Data extracted from a collection
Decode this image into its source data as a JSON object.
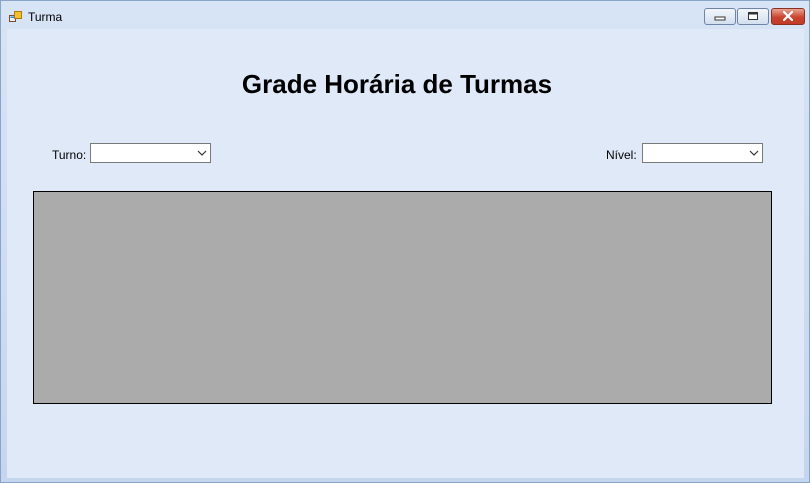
{
  "window": {
    "title": "Turma",
    "icon": "form-window-icon",
    "controls": {
      "minimize_icon": "minimize-icon",
      "maximize_icon": "maximize-icon",
      "close_icon": "close-icon"
    }
  },
  "form": {
    "heading": "Grade Horária de Turmas",
    "turno": {
      "label": "Turno:",
      "value": ""
    },
    "nivel": {
      "label": "Nível:",
      "value": ""
    },
    "grid": {
      "rows": []
    }
  },
  "colors": {
    "client_background": "#dfe9f8",
    "grid_background": "#ababab",
    "close_button": "#c9432e"
  }
}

→ Aim of the exercise
Tally the lines above that contain the word "icon", and reply with only the number.

→ Task output
4